EXERCISE GOAL: State how many lines in the entries below contain "icon". Write nothing but the number.

RECORDS FOR PROCESSING:
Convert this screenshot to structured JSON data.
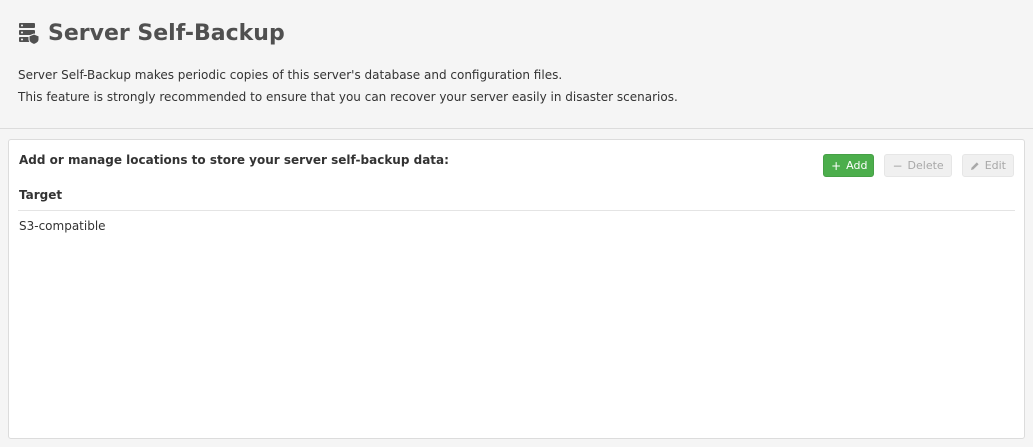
{
  "page": {
    "title": "Server Self-Backup",
    "icon": "server-backup-icon",
    "description_line1": "Server Self-Backup makes periodic copies of this server's database and configuration files.",
    "description_line2": "This feature is strongly recommended to ensure that you can recover your server easily in disaster scenarios."
  },
  "panel": {
    "heading": "Add or manage locations to store your server self-backup data:",
    "toolbar": {
      "add_label": "Add",
      "add_icon": "plus-icon",
      "delete_label": "Delete",
      "delete_icon": "minus-icon",
      "edit_label": "Edit",
      "edit_icon": "pencil-icon"
    },
    "table": {
      "columns": [
        "Target"
      ],
      "rows": [
        [
          "S3-compatible"
        ]
      ]
    }
  },
  "colors": {
    "add_button": "#4cae4c",
    "disabled_button": "#f0f0f0",
    "header_background": "#f5f5f5",
    "panel_background": "#ffffff"
  }
}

OUTPUT: 4